-- Begin --

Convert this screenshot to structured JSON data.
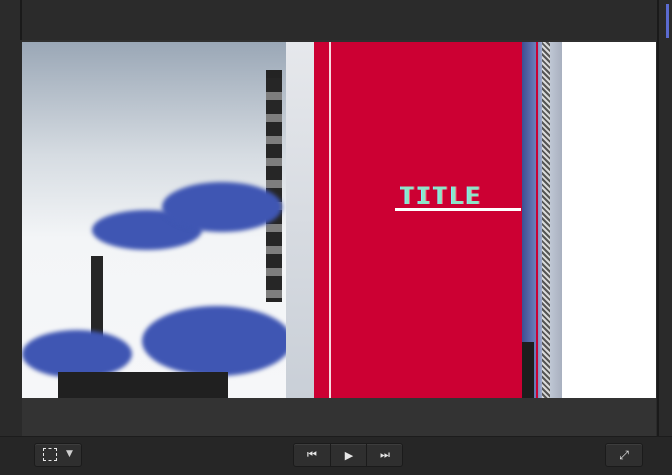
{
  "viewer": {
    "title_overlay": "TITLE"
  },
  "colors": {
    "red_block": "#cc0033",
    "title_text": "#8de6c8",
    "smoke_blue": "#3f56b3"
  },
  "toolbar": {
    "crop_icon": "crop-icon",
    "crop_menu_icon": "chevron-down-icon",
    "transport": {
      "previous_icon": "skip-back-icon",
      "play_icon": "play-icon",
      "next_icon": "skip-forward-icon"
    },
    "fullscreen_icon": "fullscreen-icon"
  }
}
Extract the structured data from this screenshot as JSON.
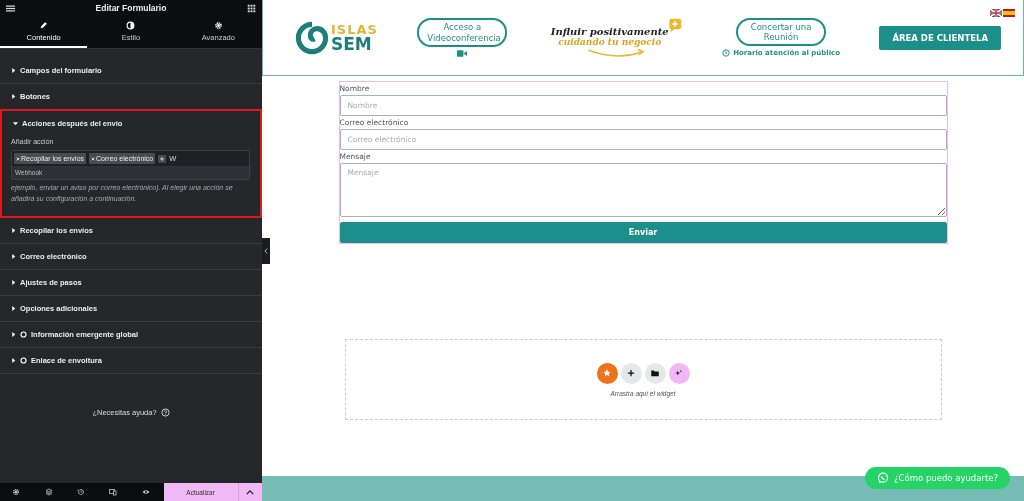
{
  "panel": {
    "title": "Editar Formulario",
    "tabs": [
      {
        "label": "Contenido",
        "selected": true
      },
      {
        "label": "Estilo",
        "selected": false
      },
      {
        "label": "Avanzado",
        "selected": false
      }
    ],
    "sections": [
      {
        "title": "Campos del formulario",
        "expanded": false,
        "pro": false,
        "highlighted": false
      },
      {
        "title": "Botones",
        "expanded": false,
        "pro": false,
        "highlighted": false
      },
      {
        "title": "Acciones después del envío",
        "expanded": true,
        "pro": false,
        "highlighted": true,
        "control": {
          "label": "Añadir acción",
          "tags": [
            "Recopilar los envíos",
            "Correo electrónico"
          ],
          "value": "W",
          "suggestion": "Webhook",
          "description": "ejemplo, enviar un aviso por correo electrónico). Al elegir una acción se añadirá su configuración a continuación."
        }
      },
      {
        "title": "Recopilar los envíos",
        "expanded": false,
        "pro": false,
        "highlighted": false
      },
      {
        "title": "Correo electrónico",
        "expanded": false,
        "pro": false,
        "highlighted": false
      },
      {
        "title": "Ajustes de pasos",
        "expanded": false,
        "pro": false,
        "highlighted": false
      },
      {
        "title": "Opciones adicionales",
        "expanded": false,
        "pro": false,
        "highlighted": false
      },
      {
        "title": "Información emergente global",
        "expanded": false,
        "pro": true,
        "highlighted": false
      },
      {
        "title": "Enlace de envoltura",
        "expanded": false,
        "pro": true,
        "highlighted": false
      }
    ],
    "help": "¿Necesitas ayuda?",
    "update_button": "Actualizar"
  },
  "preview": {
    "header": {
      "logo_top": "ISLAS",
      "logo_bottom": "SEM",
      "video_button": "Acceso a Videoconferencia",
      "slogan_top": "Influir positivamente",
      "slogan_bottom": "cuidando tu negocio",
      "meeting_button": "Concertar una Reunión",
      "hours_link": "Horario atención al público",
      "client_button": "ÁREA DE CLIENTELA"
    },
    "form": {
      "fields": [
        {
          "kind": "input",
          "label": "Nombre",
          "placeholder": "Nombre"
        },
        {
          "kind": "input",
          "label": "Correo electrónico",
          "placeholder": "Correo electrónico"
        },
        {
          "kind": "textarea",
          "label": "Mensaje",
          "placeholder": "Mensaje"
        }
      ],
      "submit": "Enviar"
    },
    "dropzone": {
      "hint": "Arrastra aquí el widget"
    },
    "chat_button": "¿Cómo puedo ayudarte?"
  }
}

-- End --
-- Begin --

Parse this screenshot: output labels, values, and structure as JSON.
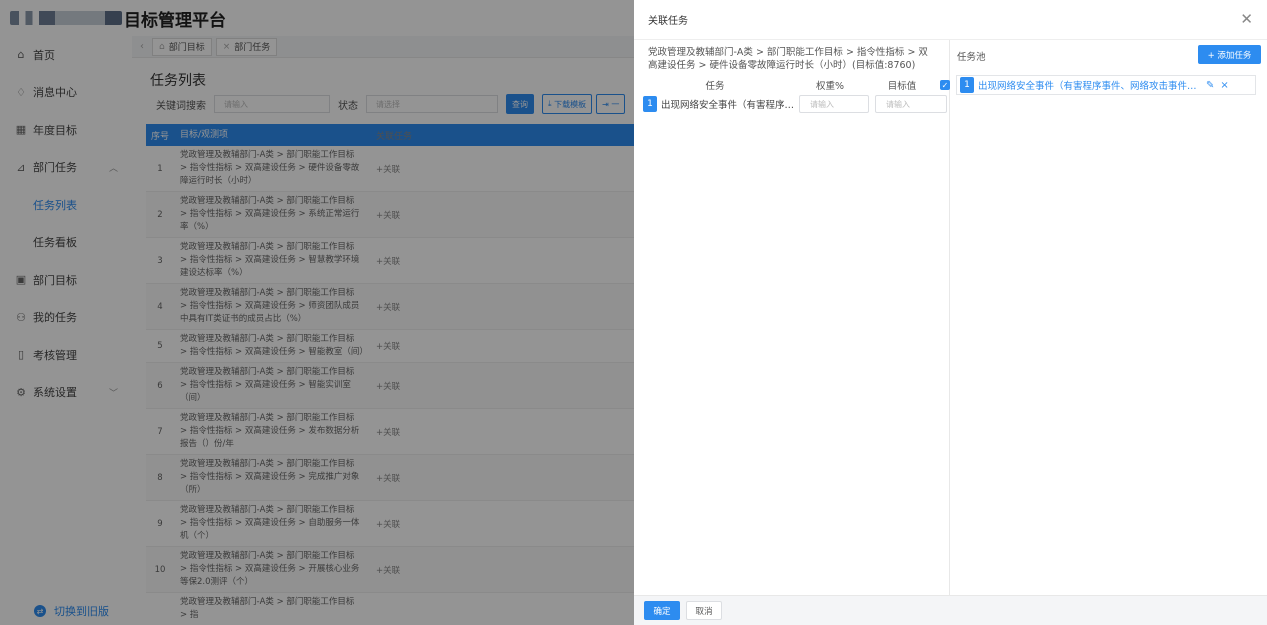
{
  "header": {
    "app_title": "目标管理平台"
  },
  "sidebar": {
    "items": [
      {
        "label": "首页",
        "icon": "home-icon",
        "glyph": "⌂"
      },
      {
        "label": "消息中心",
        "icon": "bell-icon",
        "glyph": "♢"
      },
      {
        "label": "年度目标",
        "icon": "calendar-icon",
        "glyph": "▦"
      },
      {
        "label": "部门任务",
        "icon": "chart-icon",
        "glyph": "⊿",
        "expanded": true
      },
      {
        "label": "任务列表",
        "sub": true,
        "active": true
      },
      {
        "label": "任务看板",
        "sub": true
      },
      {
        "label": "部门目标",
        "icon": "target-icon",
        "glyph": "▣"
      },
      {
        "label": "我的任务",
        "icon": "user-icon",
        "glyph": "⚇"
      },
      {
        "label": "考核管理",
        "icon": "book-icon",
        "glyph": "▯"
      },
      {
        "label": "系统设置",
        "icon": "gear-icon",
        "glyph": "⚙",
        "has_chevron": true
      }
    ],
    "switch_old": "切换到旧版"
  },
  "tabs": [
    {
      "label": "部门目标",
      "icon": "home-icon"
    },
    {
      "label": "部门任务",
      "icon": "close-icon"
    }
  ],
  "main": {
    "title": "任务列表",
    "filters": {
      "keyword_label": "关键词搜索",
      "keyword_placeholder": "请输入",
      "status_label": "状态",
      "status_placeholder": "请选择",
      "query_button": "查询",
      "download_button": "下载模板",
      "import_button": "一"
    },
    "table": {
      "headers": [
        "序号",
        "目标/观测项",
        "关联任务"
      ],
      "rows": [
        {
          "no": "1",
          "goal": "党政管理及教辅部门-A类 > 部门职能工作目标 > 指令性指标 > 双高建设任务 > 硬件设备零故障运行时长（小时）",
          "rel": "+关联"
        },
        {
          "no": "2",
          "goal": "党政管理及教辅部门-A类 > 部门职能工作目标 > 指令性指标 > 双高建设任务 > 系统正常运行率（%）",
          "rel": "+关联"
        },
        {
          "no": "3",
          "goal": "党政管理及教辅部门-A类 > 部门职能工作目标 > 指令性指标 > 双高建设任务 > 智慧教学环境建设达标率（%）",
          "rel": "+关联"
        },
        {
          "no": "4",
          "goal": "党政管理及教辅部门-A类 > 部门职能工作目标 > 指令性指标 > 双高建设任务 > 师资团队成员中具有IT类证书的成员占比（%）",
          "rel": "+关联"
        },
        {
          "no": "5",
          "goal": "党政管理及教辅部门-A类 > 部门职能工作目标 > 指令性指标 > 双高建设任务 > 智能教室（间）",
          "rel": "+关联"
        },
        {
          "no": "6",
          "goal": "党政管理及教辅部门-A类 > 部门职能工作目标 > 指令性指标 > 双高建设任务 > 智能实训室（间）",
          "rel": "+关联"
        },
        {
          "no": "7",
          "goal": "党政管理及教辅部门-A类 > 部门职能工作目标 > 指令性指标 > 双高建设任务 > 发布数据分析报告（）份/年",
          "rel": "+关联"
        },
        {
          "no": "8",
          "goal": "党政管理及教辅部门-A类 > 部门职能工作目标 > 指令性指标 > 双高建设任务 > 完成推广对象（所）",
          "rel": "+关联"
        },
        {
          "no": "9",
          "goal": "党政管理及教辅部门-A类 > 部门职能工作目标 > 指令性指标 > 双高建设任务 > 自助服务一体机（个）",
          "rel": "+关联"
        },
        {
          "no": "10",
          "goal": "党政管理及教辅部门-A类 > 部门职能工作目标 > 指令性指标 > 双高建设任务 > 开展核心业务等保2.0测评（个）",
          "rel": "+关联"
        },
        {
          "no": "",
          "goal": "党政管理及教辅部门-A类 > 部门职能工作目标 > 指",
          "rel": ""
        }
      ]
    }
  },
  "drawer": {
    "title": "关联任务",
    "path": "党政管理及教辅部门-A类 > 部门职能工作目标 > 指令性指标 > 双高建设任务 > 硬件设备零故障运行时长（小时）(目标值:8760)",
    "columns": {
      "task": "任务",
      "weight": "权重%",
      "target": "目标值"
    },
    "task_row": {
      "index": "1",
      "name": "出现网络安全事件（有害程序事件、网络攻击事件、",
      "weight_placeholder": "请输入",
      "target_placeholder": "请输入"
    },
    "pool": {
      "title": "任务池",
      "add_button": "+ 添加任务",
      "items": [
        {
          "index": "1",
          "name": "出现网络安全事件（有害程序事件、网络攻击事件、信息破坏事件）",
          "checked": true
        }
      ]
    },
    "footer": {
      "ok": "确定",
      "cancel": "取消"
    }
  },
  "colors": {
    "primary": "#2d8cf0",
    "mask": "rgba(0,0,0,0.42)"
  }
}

-- End --

__Aim of the task__: Scan the listing above and identify each line holding the string "skip"; copy every such line.

__Exercise answer__:
      "previous_icon": "skip-back-icon",
      "next_icon": "skip-forward-icon"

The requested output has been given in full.